> Input

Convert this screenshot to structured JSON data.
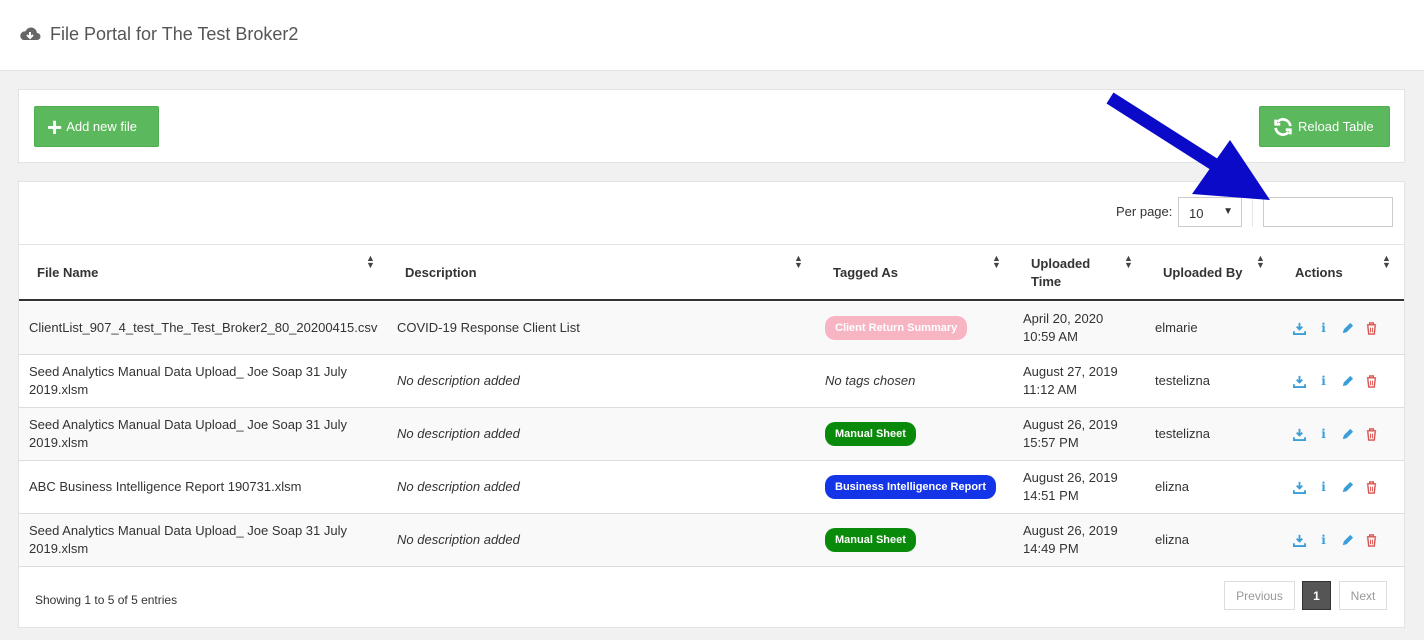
{
  "header": {
    "title": "File Portal for The Test Broker2",
    "icon": "cloud-download-icon"
  },
  "toolbar": {
    "add_label": "Add new file",
    "reload_label": "Reload Table"
  },
  "table_controls": {
    "per_page_label": "Per page:",
    "per_page_value": "10",
    "search_value": ""
  },
  "columns": {
    "file_name": "File Name",
    "description": "Description",
    "tagged_as": "Tagged As",
    "uploaded_time": "Uploaded Time",
    "uploaded_by": "Uploaded By",
    "actions": "Actions"
  },
  "rows": [
    {
      "file": "ClientList_907_4_test_The_Test_Broker2_80_20200415.csv",
      "description": "COVID-19 Response Client List",
      "tag": "Client Return Summary",
      "tag_color": "#f7b5c4",
      "time1": "April 20, 2020",
      "time2": "10:59 AM",
      "by": "elmarie"
    },
    {
      "file": "Seed Analytics Manual Data Upload_ Joe Soap 31 July 2019.xlsm",
      "description": "No description added",
      "tag": "No tags chosen",
      "tag_color": "",
      "time1": "August 27, 2019",
      "time2": "11:12 AM",
      "by": "testelizna"
    },
    {
      "file": "Seed Analytics Manual Data Upload_ Joe Soap 31 July 2019.xlsm",
      "description": "No description added",
      "tag": "Manual Sheet",
      "tag_color": "#0a8a0a",
      "time1": "August 26, 2019",
      "time2": "15:57 PM",
      "by": "testelizna"
    },
    {
      "file": "ABC Business Intelligence Report 190731.xlsm",
      "description": "No description added",
      "tag": "Business Intelligence Report",
      "tag_color": "#1434e8",
      "time1": "August 26, 2019",
      "time2": "14:51 PM",
      "by": "elizna"
    },
    {
      "file": "Seed Analytics Manual Data Upload_ Joe Soap 31 July 2019.xlsm",
      "description": "No description added",
      "tag": "Manual Sheet",
      "tag_color": "#0a8a0a",
      "time1": "August 26, 2019",
      "time2": "14:49 PM",
      "by": "elizna"
    }
  ],
  "footer": {
    "showing": "Showing 1 to 5 of 5 entries",
    "prev": "Previous",
    "page": "1",
    "next": "Next"
  },
  "colors": {
    "green": "#5cb85c",
    "action_blue": "#3a9fd8",
    "action_red": "#d9534f",
    "arrow": "#0a0ac8"
  }
}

> Task directions
Restate the whole of the material word for word without the pictures.

> Exercise response
Convert this screenshot to structured JSON data.
{
  "header": {
    "title": "File Portal for The Test Broker2",
    "icon": "cloud-download-icon"
  },
  "toolbar": {
    "add_label": "Add new file",
    "reload_label": "Reload Table"
  },
  "table_controls": {
    "per_page_label": "Per page:",
    "per_page_value": "10",
    "search_value": ""
  },
  "columns": {
    "file_name": "File Name",
    "description": "Description",
    "tagged_as": "Tagged As",
    "uploaded_time": "Uploaded Time",
    "uploaded_by": "Uploaded By",
    "actions": "Actions"
  },
  "rows": [
    {
      "file": "ClientList_907_4_test_The_Test_Broker2_80_20200415.csv",
      "description": "COVID-19 Response Client List",
      "tag": "Client Return Summary",
      "tag_color": "#f7b5c4",
      "time1": "April 20, 2020",
      "time2": "10:59 AM",
      "by": "elmarie"
    },
    {
      "file": "Seed Analytics Manual Data Upload_ Joe Soap 31 July 2019.xlsm",
      "description": "No description added",
      "tag": "No tags chosen",
      "tag_color": "",
      "time1": "August 27, 2019",
      "time2": "11:12 AM",
      "by": "testelizna"
    },
    {
      "file": "Seed Analytics Manual Data Upload_ Joe Soap 31 July 2019.xlsm",
      "description": "No description added",
      "tag": "Manual Sheet",
      "tag_color": "#0a8a0a",
      "time1": "August 26, 2019",
      "time2": "15:57 PM",
      "by": "testelizna"
    },
    {
      "file": "ABC Business Intelligence Report 190731.xlsm",
      "description": "No description added",
      "tag": "Business Intelligence Report",
      "tag_color": "#1434e8",
      "time1": "August 26, 2019",
      "time2": "14:51 PM",
      "by": "elizna"
    },
    {
      "file": "Seed Analytics Manual Data Upload_ Joe Soap 31 July 2019.xlsm",
      "description": "No description added",
      "tag": "Manual Sheet",
      "tag_color": "#0a8a0a",
      "time1": "August 26, 2019",
      "time2": "14:49 PM",
      "by": "elizna"
    }
  ],
  "footer": {
    "showing": "Showing 1 to 5 of 5 entries",
    "prev": "Previous",
    "page": "1",
    "next": "Next"
  },
  "colors": {
    "green": "#5cb85c",
    "action_blue": "#3a9fd8",
    "action_red": "#d9534f",
    "arrow": "#0a0ac8"
  }
}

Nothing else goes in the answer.